:: ITENS FORNECIDOS ::
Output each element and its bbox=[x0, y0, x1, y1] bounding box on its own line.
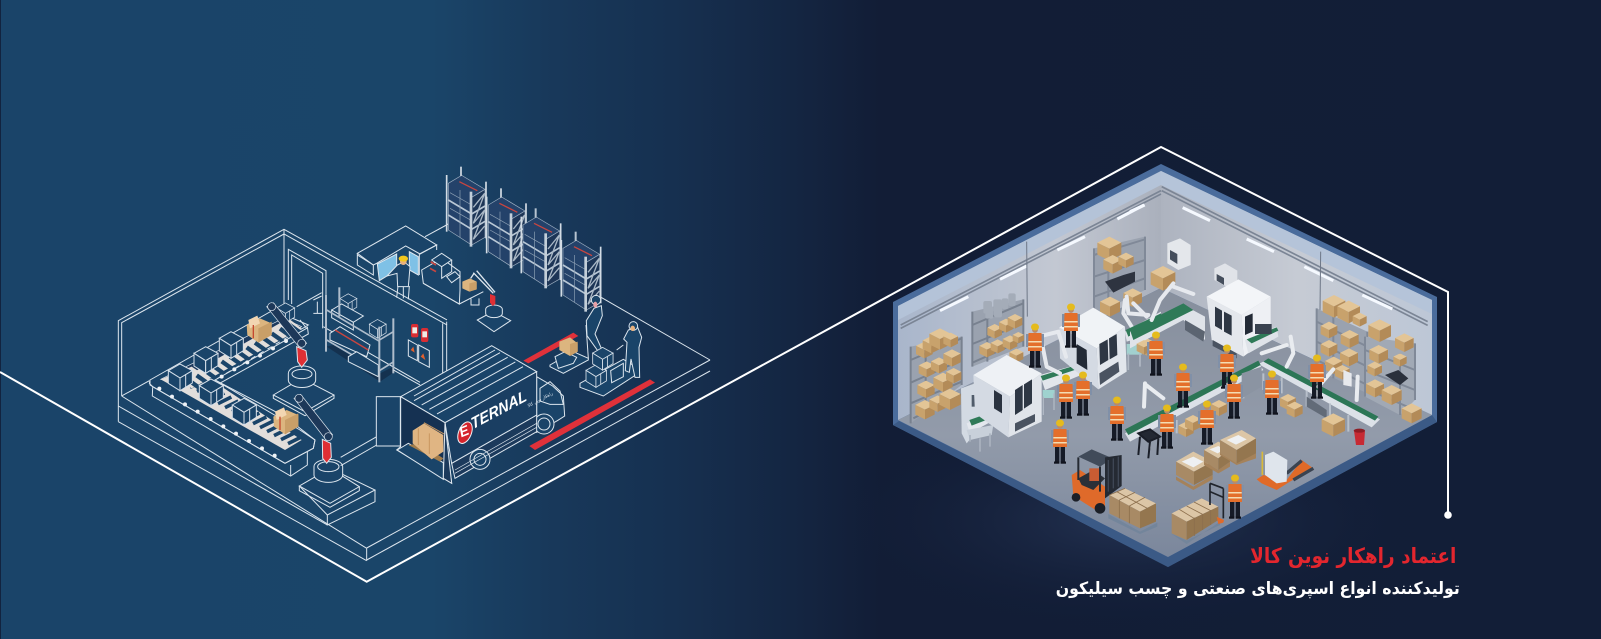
conveyor long central branch bbox=[1125, 361, 1263, 448]
truck logo bbox=[455, 387, 554, 446]
floor-side box behind machine bbox=[1138, 338, 1156, 356]
racks, control room, truck and workers line art bbox=[357, 167, 710, 483]
fire extinguishers bbox=[411, 324, 428, 342]
right shelf E bbox=[1365, 319, 1422, 423]
pallets and forklift foreground bbox=[1072, 430, 1256, 544]
right shelf D bbox=[1317, 295, 1367, 393]
soft glow beneath the factory room bbox=[830, 410, 1430, 630]
truck logo: TERNAL bbox=[469, 387, 528, 433]
line from robot to truck door bbox=[341, 437, 377, 466]
connector outline line with end dot bbox=[0, 147, 1452, 582]
dark table under conveyor bbox=[1138, 429, 1160, 458]
conveyor behind robots bbox=[1125, 312, 1161, 342]
room outer shell bbox=[893, 164, 1437, 567]
door frame in partition wall bbox=[288, 249, 326, 332]
floor boxes bbox=[1137, 340, 1345, 437]
left shelf A bbox=[911, 328, 962, 423]
floor box near back wall bbox=[1151, 266, 1175, 291]
rear pallet stacks bbox=[1176, 430, 1256, 490]
room right wall rail and lights bbox=[1125, 187, 1428, 490]
conveyor near machine two bbox=[1040, 363, 1085, 415]
machine one bbox=[973, 355, 1042, 437]
small control cabinet and conveyor bbox=[961, 383, 1000, 452]
left shelf C bbox=[1094, 237, 1145, 317]
factory line art illustration: production hall bbox=[118, 229, 447, 561]
cardboard boxes held by robots bbox=[247, 316, 298, 434]
control room bbox=[357, 226, 483, 304]
title: company name: اعتماد راهکار نوین کالا bbox=[1250, 544, 1456, 568]
wireframe boxes on conveyor bbox=[168, 303, 295, 425]
red floor markings bbox=[523, 333, 655, 450]
line-art worker at control panel bbox=[387, 256, 410, 299]
machine three bbox=[1207, 279, 1271, 358]
room left wall rail and lights bbox=[901, 191, 1161, 452]
robot arm front bbox=[294, 394, 375, 525]
truck rear door panel bbox=[376, 397, 400, 446]
robots right bbox=[1144, 337, 1358, 407]
factory room 3D render bbox=[893, 164, 1437, 567]
forklift pallet of boxes bbox=[1108, 488, 1157, 534]
right wall bbox=[1161, 171, 1432, 415]
front pallet of boxes bbox=[1171, 483, 1224, 544]
slab right edges of the line-art factory bbox=[367, 360, 710, 560]
line-art worker with cart and boxes bbox=[580, 322, 642, 396]
electrical cabinets bbox=[408, 340, 429, 367]
line-art worker pulling cart bbox=[550, 295, 602, 373]
forklift bbox=[1072, 449, 1122, 514]
truck logo: E bbox=[456, 422, 472, 440]
delivery truck bbox=[397, 346, 565, 483]
small robot arm with box bbox=[462, 271, 511, 332]
shelf in hall bbox=[326, 287, 395, 382]
left wall bbox=[898, 171, 1161, 420]
machine two bbox=[1059, 308, 1127, 389]
conveyor belt L-shape bbox=[149, 310, 315, 476]
pallet truck right bbox=[1257, 452, 1313, 490]
truck logo: راهکار نوین کالا bbox=[526, 391, 554, 409]
room bottom edge bbox=[893, 415, 1437, 567]
wall top band bbox=[898, 171, 1432, 320]
conveyor right branch bbox=[1258, 358, 1380, 432]
back conveyors and robots bbox=[1130, 283, 1205, 348]
red bucket bbox=[1354, 429, 1365, 445]
small machine by conveyor bbox=[1245, 324, 1278, 353]
robot arms white left bbox=[1038, 297, 1148, 373]
robot arm rear bbox=[267, 303, 334, 416]
wall cabinets bbox=[1167, 238, 1237, 287]
floor bbox=[898, 288, 1432, 557]
partition wall end bbox=[393, 322, 447, 385]
storage racks bbox=[447, 167, 601, 312]
subtitle: product description: تولیدکننده انواع اسپری‌های صنعتی و چسب سیلیکون bbox=[1056, 579, 1460, 599]
background dark left edge bbox=[0, 0, 1, 639]
small table at machine two bbox=[1127, 344, 1142, 370]
workers in factory bbox=[1026, 304, 1326, 519]
left shelf B bbox=[972, 293, 1024, 367]
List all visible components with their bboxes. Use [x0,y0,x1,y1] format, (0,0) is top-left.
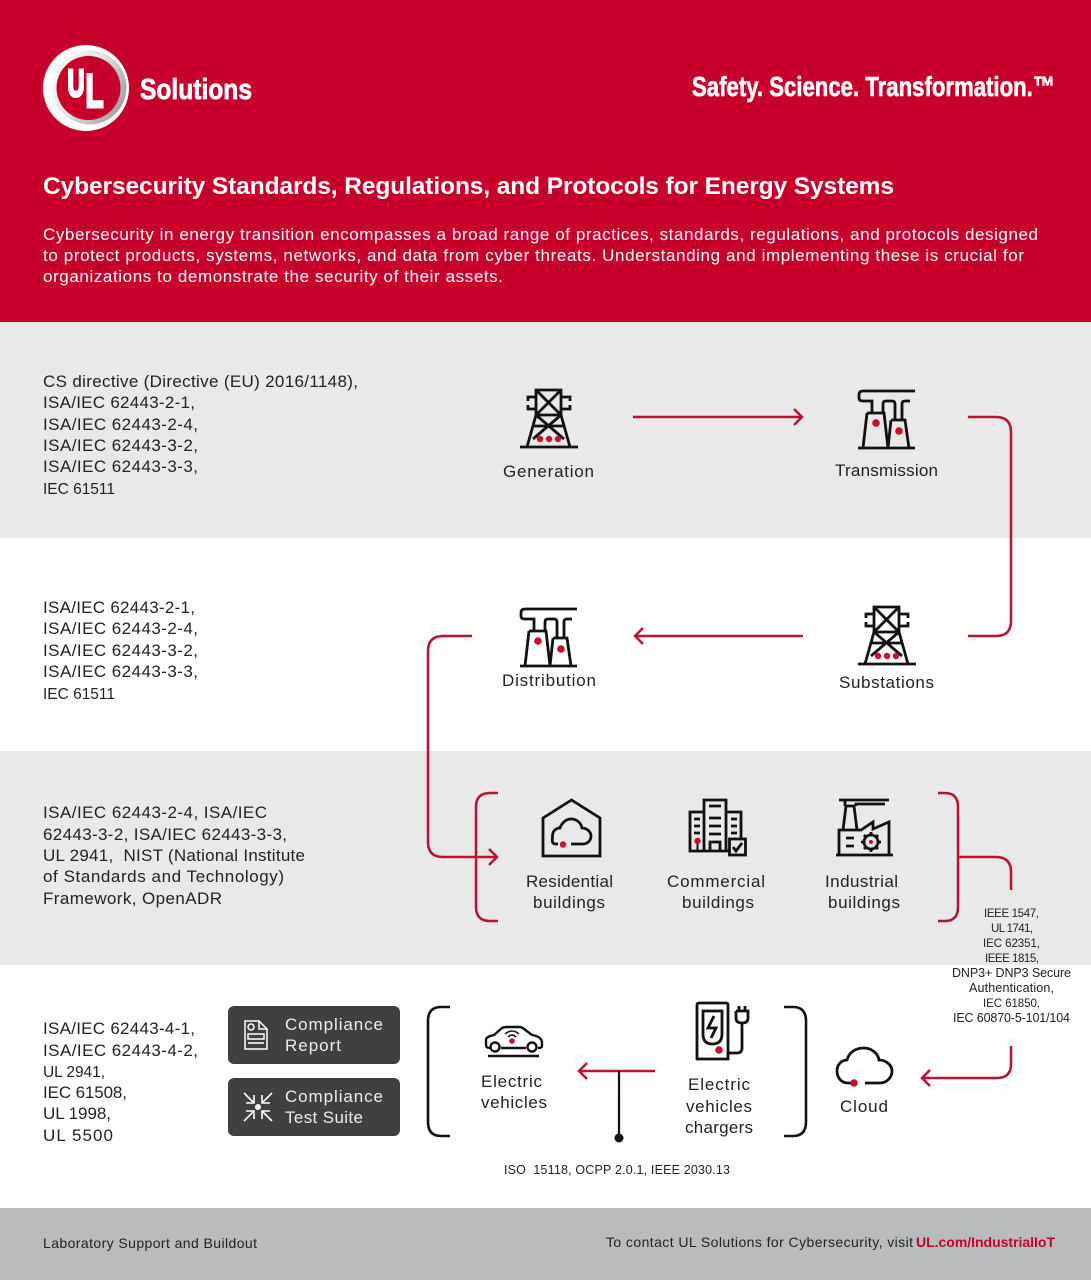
standards list: row 4: ISA/IEC 62443-4-2, [43,1041,198,1060]
row band: generation and transmission [0,322,1091,538]
node: Commercial buildings [667,800,765,912]
standards list: cloud connection: Authentication, [969,981,1054,995]
standards list: row 3: ISA/IEC 62443-2-4, ISA/IEC [43,803,267,822]
bracket: vehicles left [428,1007,450,1136]
intro paragraph [43,225,1038,286]
callout: Compliance Report: Compliance [285,1015,383,1034]
node: Generation: Generation [503,462,594,481]
logo: UL Solutions [43,45,252,131]
standards list: row 2: ISA/IEC 62443-2-1, [43,598,195,617]
node: Industrial buildings [825,800,900,912]
node: Electric vehicles chargers: chargers [685,1118,753,1137]
standards list: row 3: UL 2941, NIST (National Institute [43,846,305,865]
logo: UL Solutions: L [86,64,104,117]
standards list: row 2 [43,598,198,703]
node: Residential buildings [526,800,613,912]
footer contact text: To contact UL Solutions for Cybersecurity, visit [606,1234,913,1250]
node: Industrial buildings: buildings [828,893,900,912]
title: Cybersecurity Standards, Regulations, and Protocols for Energy Systems [43,173,894,200]
arrow: substations to distribution [635,628,803,644]
standards list: row 1: ISA/IEC 62443-3-3, [43,457,198,476]
header band [0,0,1091,322]
intro paragraph: organizations to demonstrate the security of their assets. [43,267,503,286]
footer band [0,1208,1091,1280]
standards list: row 4 [43,1019,198,1145]
node: Industrial buildings: Industrial [825,872,898,891]
node: Substations [839,607,934,692]
standards list: cloud connection: IEEE 1815, [985,953,1039,965]
callout: Compliance Test Suite: Compliance [285,1087,383,1106]
standards list: row 2: ISA/IEC 62443-3-3, [43,662,198,681]
intro paragraph: Cybersecurity in energy transition encompasses a broad range of practices, standards, regulations, and protocols designed [43,225,1038,244]
node: Transmission: Transmission [835,461,938,480]
protocol label: ISO 15118, OCPP 2.0.1, IEEE 2030.13 [504,1163,730,1177]
standards list: row 3 [43,803,305,908]
standards list: row 2: ISA/IEC 62443-2-4, [43,619,198,638]
callout: Compliance Test Suite [228,1078,400,1136]
icon: report document [245,1021,267,1049]
logo: UL Solutions: U [68,63,84,105]
callout: Compliance Report [228,1006,400,1064]
node: Transmission [835,391,938,480]
intro paragraph: to protect products, systems, networks, and data from cyber threats. Understanding and implementing these is crucial for [43,246,1024,265]
standards list: row 4: UL 2941, [43,1064,105,1081]
callout: Compliance Test Suite: Test Suite [285,1108,363,1127]
arrow: transmission to substations [968,417,1011,636]
node: Residential buildings: buildings [533,893,605,912]
standards list: row 1: IEC 61511 [43,481,115,498]
standards list: row 3: Framework, OpenADR [43,889,222,908]
node: Distribution [502,609,596,690]
bracket: buildings left [476,793,498,921]
node: Substations: Substations [839,673,934,692]
node: Electric vehicles [481,1027,547,1112]
standards list: row 4: UL 1998, [43,1104,111,1123]
standards list: cloud connection: UL 1741, [991,923,1033,935]
standards list: cloud connection: IEEE 1547, [984,908,1039,920]
node: Cloud [837,1048,892,1116]
standards list: row 1: CS directive (Directive (EU) 2016/1148), [43,372,358,391]
standards list: cloud connection: IEC 62351, [983,938,1040,950]
row band: buildings [0,751,1091,965]
node: Commercial buildings: Commercial [667,872,765,891]
standards list: row 3: of Standards and Technology) [43,867,284,886]
bracket: vehicles right [784,1007,806,1136]
arrow: distribution to buildings [428,636,497,865]
standards list: row 2: ISA/IEC 62443-3-2, [43,641,198,660]
node: Commercial buildings: buildings [682,893,754,912]
row band: distribution and substations [0,538,1091,751]
footer left text: Laboratory Support and Buildout [43,1235,257,1251]
node: Electric vehicles chargers [685,1003,753,1137]
row band: vehicles and cloud [0,965,1091,1208]
standards list: row 4: ISA/IEC 62443-4-1, [43,1019,195,1038]
standards list: row 4: UL 5500 [43,1126,113,1145]
node: Electric vehicles chargers: vehicles [686,1097,752,1116]
footer contact text [606,1234,1055,1250]
standards list: row 1: ISA/IEC 62443-3-2, [43,436,198,455]
standards list: row 2: IEC 61511 [43,686,115,703]
node: Generation [503,390,594,481]
node: Electric vehicles: Electric [481,1072,542,1091]
arrow: chargers to vehicles [579,1063,655,1079]
connector: charging protocols [614,1071,624,1142]
callout: Compliance Report: Report [285,1036,341,1055]
standards list: row 1: ISA/IEC 62443-2-4, [43,415,198,434]
standards list: cloud connection: IEC 61850, [983,998,1040,1010]
standards list: row 3: 62443-3-2, ISA/IEC 62443-3-3, [43,825,287,844]
standards list: row 1: ISA/IEC 62443-2-1, [43,393,195,412]
node: Electric vehicles chargers: Electric [688,1075,750,1094]
arrow: generation to transmission [633,409,802,425]
standards list: row 4: IEC 61508, [43,1083,127,1102]
standards list: row 1 [43,372,358,498]
node: Residential buildings: Residential [526,872,613,891]
node: Distribution: Distribution [502,671,596,690]
node: Electric vehicles: vehicles [481,1093,547,1112]
bracket: buildings right with connector [938,793,1011,921]
standards list: cloud connection: IEC 60870-5-101/104 [953,1011,1070,1025]
footer contact text: UL.com/IndustrialIoT [916,1234,1055,1250]
logo: UL Solutions: Solutions [140,74,252,106]
standards list: cloud connection [952,908,1071,1025]
node: Cloud: Cloud [840,1097,888,1116]
standards list: cloud connection: DNP3+ DNP3 Secure [952,966,1071,980]
icon: converging arrows [244,1093,272,1121]
arrow: standards to cloud [922,1046,1011,1086]
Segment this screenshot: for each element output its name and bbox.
:::
Reescreva como lista numerada o trecho acima que vai da linha que contém "conveyor long central" até a linha que contém "racks, control room, truck", incluindo ambas e deixando de fora as linhas em branco.

● TAREFA CONCLUÍDA
1. conveyor long central branch bbox=[1125, 361, 1263, 448]
2. truck logo bbox=[455, 387, 554, 446]
3. floor-side box behind machine bbox=[1138, 338, 1156, 356]
4. racks, control room, truck and workers line art bbox=[357, 167, 710, 483]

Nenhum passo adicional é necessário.